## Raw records
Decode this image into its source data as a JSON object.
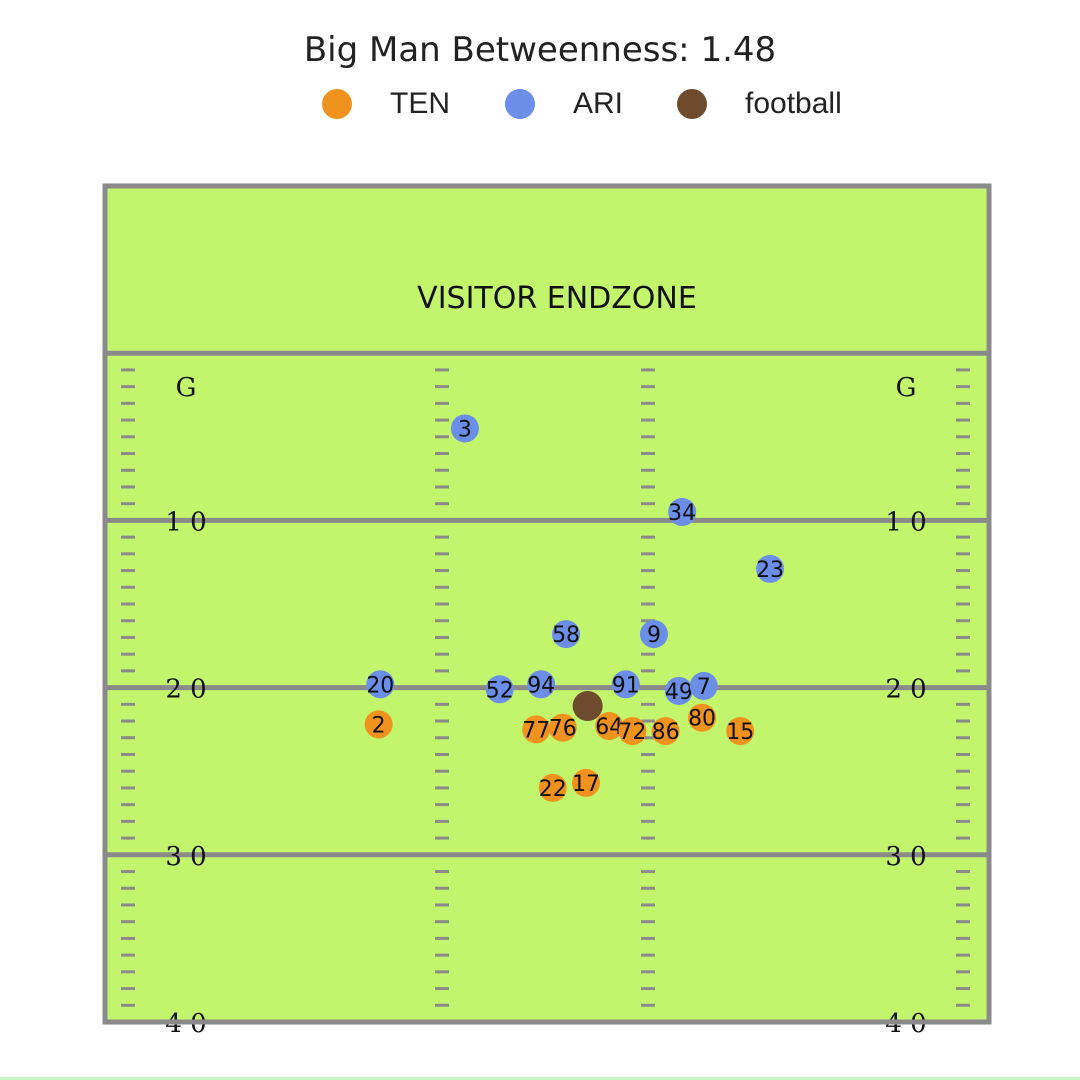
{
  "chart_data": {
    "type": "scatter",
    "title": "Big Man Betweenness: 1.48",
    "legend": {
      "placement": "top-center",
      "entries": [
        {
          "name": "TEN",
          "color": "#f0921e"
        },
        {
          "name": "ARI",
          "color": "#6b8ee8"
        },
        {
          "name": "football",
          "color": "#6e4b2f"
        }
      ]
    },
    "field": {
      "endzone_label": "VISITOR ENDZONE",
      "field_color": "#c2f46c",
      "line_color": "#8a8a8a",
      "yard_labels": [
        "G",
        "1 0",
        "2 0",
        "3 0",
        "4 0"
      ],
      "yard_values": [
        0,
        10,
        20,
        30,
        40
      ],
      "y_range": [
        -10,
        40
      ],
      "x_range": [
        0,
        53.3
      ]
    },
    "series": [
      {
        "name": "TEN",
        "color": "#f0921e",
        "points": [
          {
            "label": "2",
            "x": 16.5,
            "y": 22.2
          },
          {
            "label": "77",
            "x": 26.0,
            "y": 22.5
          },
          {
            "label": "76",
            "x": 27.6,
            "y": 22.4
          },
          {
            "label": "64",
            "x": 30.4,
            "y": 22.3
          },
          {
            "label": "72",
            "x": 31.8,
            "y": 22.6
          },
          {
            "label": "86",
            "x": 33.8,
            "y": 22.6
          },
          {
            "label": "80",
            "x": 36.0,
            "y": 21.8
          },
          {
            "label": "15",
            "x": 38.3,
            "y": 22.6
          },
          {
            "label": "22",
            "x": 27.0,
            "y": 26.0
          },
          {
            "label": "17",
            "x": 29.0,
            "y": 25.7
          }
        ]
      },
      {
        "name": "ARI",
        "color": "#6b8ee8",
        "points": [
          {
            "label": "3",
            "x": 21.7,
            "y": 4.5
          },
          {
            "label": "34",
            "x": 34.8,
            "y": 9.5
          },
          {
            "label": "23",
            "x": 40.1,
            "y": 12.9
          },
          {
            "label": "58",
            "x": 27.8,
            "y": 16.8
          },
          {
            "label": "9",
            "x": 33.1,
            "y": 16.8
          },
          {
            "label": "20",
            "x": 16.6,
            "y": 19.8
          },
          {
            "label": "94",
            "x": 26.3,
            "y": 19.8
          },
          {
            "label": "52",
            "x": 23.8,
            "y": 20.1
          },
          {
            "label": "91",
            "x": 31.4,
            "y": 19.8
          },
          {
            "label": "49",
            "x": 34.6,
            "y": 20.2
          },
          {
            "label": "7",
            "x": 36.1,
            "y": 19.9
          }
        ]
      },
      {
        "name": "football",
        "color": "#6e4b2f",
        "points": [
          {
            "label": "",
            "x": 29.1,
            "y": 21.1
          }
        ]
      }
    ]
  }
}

## Task statement
Go over the entries above and say how many lines hold the string "name", with no other text.

## Result below
6